Records in a dataset
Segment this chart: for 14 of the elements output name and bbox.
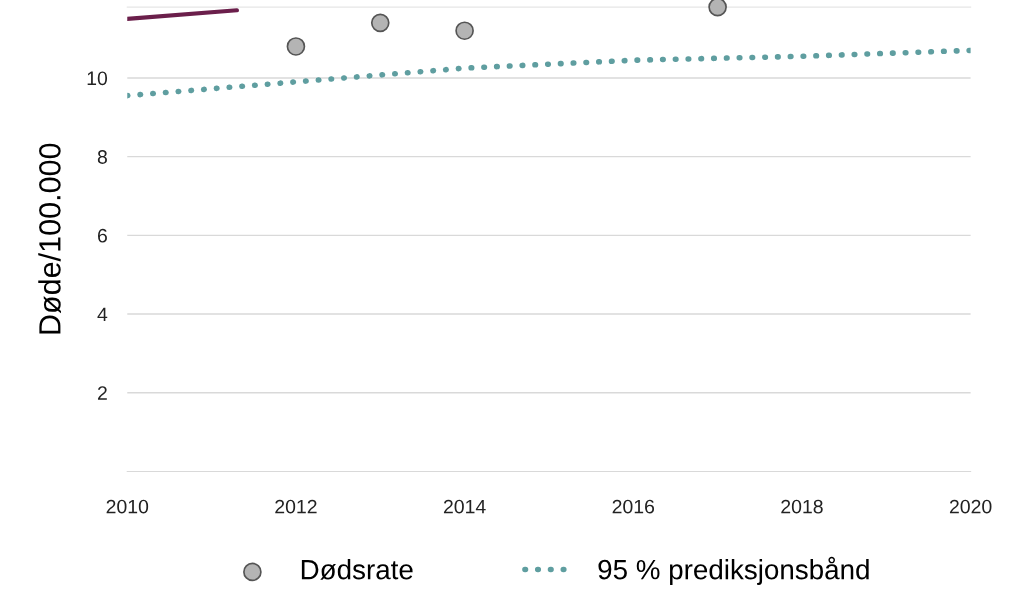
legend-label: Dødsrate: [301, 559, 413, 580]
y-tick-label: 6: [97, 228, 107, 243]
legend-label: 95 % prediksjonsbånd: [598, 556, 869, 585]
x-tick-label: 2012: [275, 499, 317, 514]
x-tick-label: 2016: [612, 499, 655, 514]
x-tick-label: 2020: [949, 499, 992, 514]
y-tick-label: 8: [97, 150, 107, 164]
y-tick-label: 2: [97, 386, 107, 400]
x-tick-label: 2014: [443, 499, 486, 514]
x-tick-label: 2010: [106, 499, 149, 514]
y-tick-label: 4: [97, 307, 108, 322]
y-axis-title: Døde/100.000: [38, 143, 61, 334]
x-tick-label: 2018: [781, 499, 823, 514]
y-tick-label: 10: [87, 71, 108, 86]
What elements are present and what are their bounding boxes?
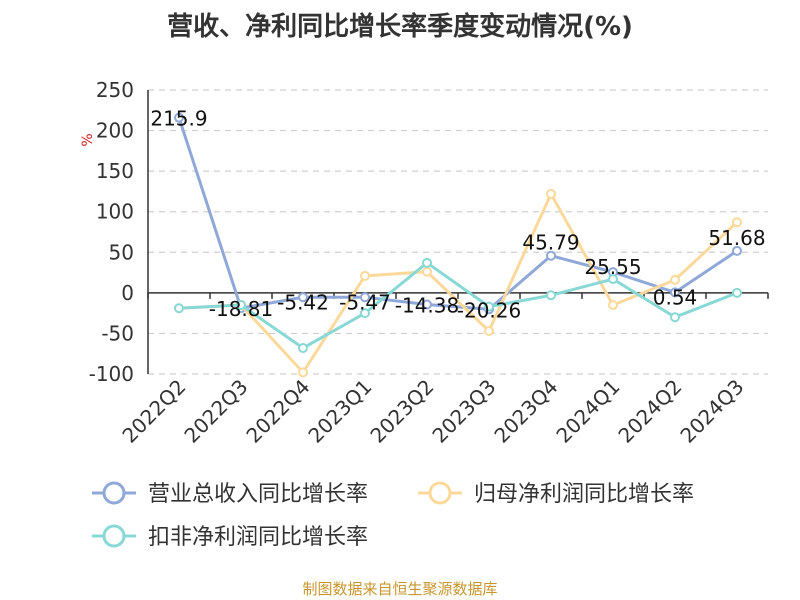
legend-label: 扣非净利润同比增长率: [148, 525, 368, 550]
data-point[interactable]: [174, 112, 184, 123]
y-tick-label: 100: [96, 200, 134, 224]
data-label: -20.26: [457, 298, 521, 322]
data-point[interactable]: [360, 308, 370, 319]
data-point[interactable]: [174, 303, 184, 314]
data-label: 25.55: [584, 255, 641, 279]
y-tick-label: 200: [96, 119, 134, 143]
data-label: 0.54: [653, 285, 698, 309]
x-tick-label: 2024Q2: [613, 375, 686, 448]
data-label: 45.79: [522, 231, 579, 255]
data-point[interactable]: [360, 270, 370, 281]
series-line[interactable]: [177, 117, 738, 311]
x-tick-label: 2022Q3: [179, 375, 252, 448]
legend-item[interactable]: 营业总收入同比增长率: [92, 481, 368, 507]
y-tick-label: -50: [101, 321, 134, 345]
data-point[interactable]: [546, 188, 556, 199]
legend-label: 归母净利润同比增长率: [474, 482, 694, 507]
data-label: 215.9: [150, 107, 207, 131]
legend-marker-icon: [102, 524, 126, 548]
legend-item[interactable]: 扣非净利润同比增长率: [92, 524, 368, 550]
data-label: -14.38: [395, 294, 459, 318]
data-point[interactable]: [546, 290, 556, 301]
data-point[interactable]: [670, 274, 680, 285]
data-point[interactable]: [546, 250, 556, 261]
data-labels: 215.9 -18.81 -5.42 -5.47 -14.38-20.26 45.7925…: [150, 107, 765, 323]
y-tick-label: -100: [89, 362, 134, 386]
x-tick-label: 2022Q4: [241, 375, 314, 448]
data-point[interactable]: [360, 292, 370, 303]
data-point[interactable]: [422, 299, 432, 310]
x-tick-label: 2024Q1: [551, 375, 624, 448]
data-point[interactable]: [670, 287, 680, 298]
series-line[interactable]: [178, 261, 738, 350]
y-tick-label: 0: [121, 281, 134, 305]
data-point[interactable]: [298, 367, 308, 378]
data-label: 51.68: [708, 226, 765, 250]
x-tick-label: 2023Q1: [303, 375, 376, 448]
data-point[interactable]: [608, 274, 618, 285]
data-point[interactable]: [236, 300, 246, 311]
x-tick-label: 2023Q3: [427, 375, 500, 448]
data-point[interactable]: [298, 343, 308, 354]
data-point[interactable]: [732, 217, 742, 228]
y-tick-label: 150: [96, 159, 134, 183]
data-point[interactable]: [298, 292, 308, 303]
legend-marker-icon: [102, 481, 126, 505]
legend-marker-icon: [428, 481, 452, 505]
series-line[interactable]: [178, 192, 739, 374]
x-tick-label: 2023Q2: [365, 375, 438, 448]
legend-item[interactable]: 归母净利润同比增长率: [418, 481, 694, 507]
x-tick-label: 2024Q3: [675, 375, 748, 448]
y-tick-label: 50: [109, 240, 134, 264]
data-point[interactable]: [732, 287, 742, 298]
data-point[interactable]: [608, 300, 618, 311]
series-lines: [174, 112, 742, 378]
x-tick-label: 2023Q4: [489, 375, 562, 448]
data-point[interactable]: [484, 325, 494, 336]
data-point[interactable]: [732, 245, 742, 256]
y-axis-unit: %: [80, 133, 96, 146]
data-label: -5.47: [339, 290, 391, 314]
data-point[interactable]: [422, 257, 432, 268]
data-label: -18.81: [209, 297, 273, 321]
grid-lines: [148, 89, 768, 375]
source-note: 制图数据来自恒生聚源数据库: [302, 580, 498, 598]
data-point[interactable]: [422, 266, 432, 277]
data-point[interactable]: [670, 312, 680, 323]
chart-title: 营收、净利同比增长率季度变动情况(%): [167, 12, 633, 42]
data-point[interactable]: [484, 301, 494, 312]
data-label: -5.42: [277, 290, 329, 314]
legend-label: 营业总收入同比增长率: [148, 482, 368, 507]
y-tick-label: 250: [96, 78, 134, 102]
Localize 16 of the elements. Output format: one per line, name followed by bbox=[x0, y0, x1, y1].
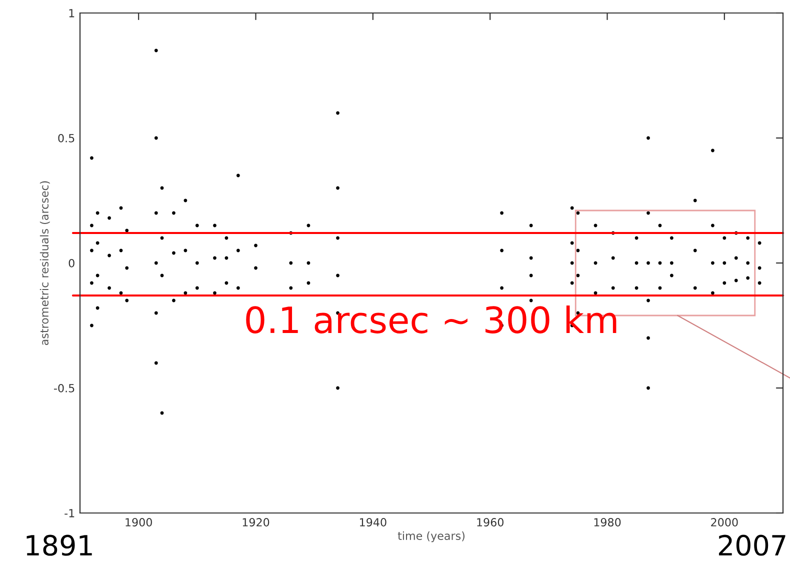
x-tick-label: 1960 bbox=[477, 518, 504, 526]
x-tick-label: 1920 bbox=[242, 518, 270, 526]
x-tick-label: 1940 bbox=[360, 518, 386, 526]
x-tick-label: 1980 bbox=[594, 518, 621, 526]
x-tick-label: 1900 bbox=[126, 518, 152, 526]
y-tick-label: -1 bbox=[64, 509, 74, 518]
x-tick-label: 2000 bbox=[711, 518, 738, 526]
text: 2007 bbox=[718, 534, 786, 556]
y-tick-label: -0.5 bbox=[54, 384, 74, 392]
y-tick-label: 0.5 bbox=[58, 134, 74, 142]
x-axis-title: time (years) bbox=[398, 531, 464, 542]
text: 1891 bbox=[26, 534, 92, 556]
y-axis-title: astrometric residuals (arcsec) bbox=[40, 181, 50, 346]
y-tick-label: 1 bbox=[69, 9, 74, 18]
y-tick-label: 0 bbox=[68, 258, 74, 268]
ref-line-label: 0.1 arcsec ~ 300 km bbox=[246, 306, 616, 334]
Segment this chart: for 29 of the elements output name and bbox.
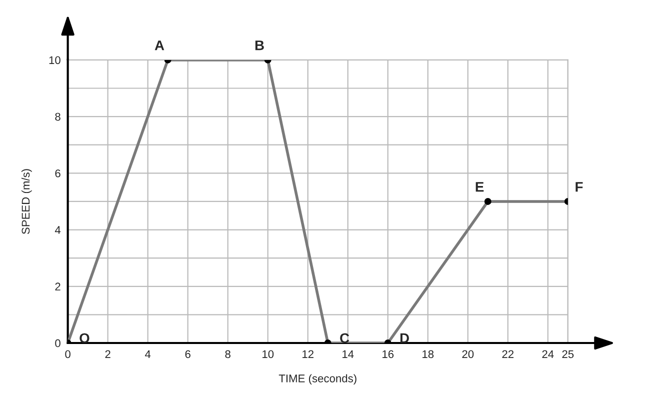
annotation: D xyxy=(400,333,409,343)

Directions for this task - Duplicate, without changes, the lines of the listing from the one containing "legend-label: 扣非净利润同比增长率: [148, 525, 368, 550]" through the one containing "y-tick-label: 200: [96, 119, 134, 143]", including both.

Final answer -
legend-label: 扣非净利润同比增长率: [148, 525, 368, 550]
data-point[interactable]: [174, 112, 184, 123]
y-tick-label: 100: [96, 200, 134, 224]
data-label: -20.26: [457, 298, 521, 322]
data-point[interactable]: [360, 308, 370, 319]
data-point[interactable]: [174, 303, 184, 314]
data-label: 25.55: [584, 255, 641, 279]
y-tick-label: 200: [96, 119, 134, 143]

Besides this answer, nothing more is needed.